### [TASK DETAILS]
Lines containing "Loss" are to be counted. Report the count alone.

### [Data extracted from a collection]
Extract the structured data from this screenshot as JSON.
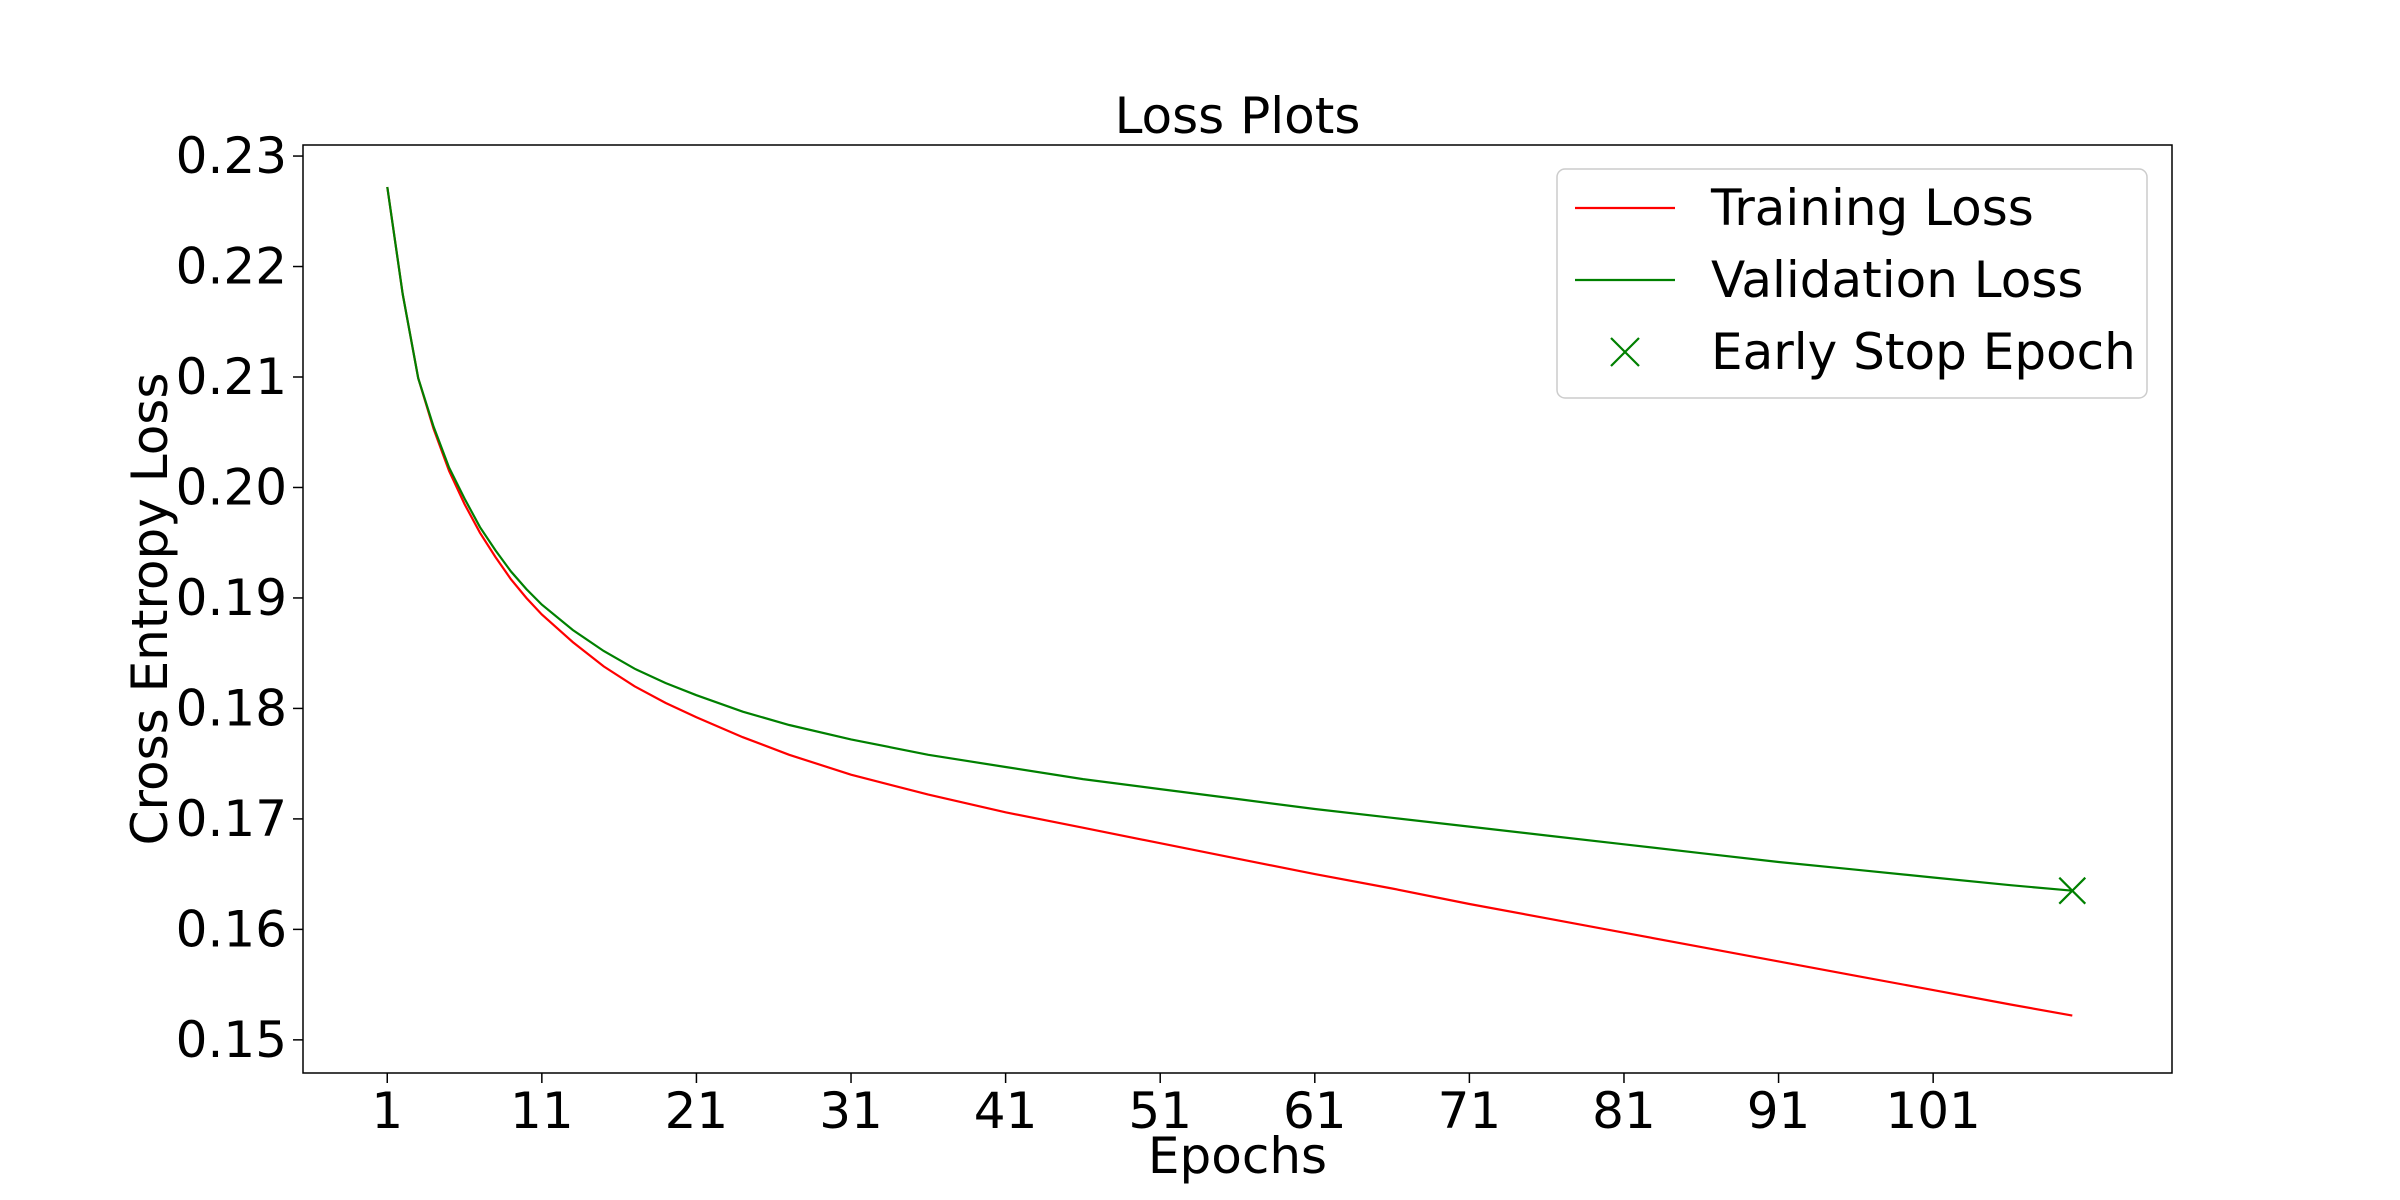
{
  "chart_data": {
    "type": "line",
    "title": "Loss Plots",
    "xlabel": "Epochs",
    "ylabel": "Cross Entropy Loss",
    "xlim": [
      -4.45,
      116.45
    ],
    "ylim": [
      0.147,
      0.231
    ],
    "xticks": [
      1,
      11,
      21,
      31,
      41,
      51,
      61,
      71,
      81,
      91,
      101
    ],
    "yticks": [
      0.15,
      0.16,
      0.17,
      0.18,
      0.19,
      0.2,
      0.21,
      0.22,
      0.23
    ],
    "ytick_labels": [
      "0.15",
      "0.16",
      "0.17",
      "0.18",
      "0.19",
      "0.20",
      "0.21",
      "0.22",
      "0.23"
    ],
    "grid": false,
    "legend_position": "top-right",
    "series": [
      {
        "name": "Training Loss",
        "color": "#ff0000",
        "x": [
          1,
          2,
          3,
          4,
          5,
          6,
          7,
          8,
          9,
          10,
          11,
          13,
          15,
          17,
          19,
          21,
          24,
          27,
          31,
          36,
          41,
          46,
          51,
          56,
          61,
          66,
          71,
          76,
          81,
          86,
          91,
          96,
          101,
          106,
          110
        ],
        "y": [
          0.2272,
          0.2175,
          0.2099,
          0.2053,
          0.2015,
          0.1985,
          0.1959,
          0.1937,
          0.1917,
          0.19,
          0.1885,
          0.186,
          0.1838,
          0.182,
          0.1805,
          0.1792,
          0.1774,
          0.1758,
          0.174,
          0.1722,
          0.1706,
          0.1692,
          0.1678,
          0.1664,
          0.165,
          0.1637,
          0.1623,
          0.161,
          0.1597,
          0.1584,
          0.1571,
          0.1558,
          0.1545,
          0.1532,
          0.1522
        ]
      },
      {
        "name": "Validation Loss",
        "color": "#008000",
        "x": [
          1,
          2,
          3,
          4,
          5,
          6,
          7,
          8,
          9,
          10,
          11,
          13,
          15,
          17,
          19,
          21,
          24,
          27,
          31,
          36,
          41,
          46,
          51,
          56,
          61,
          66,
          71,
          76,
          81,
          86,
          91,
          96,
          101,
          106,
          110
        ],
        "y": [
          0.2272,
          0.2175,
          0.2099,
          0.2055,
          0.2018,
          0.199,
          0.1964,
          0.1943,
          0.1924,
          0.1908,
          0.1894,
          0.1871,
          0.1852,
          0.1836,
          0.1823,
          0.1812,
          0.1797,
          0.1785,
          0.1772,
          0.1758,
          0.1747,
          0.1736,
          0.1727,
          0.1718,
          0.1709,
          0.1701,
          0.1693,
          0.1685,
          0.1677,
          0.1669,
          0.1661,
          0.1654,
          0.1647,
          0.164,
          0.1635
        ]
      }
    ],
    "markers": [
      {
        "name": "Early Stop Epoch",
        "x": 110,
        "y": 0.1635,
        "color": "#008000",
        "shape": "x"
      }
    ]
  }
}
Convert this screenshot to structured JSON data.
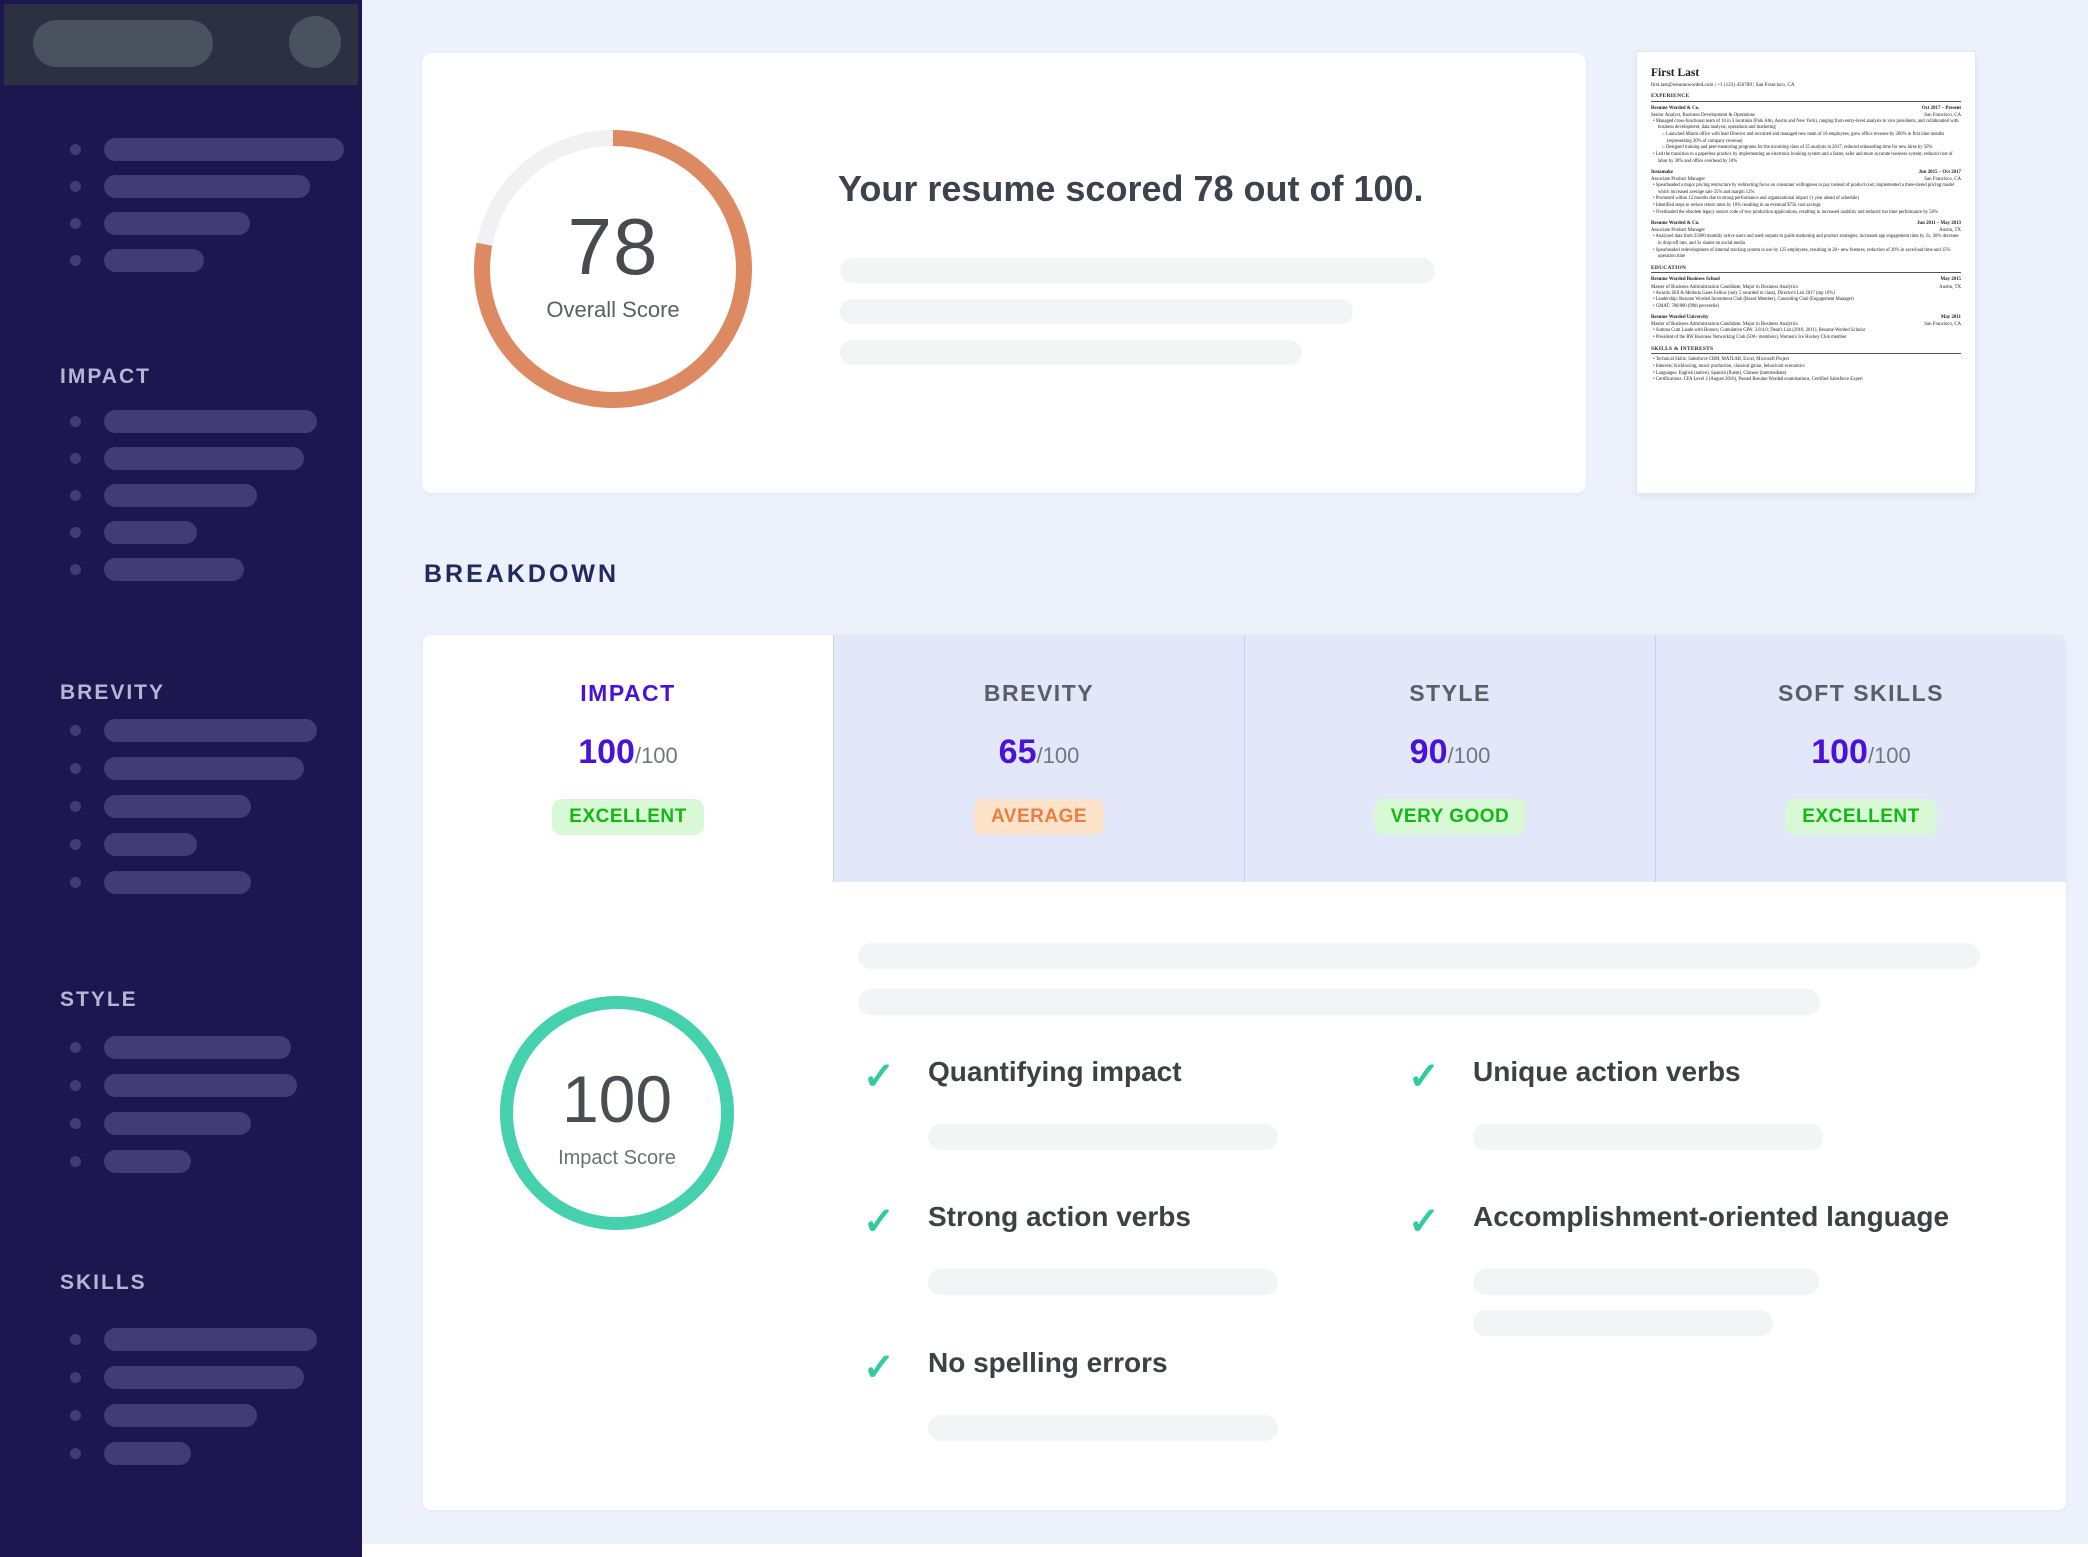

### [WORKED SOLUTION]
4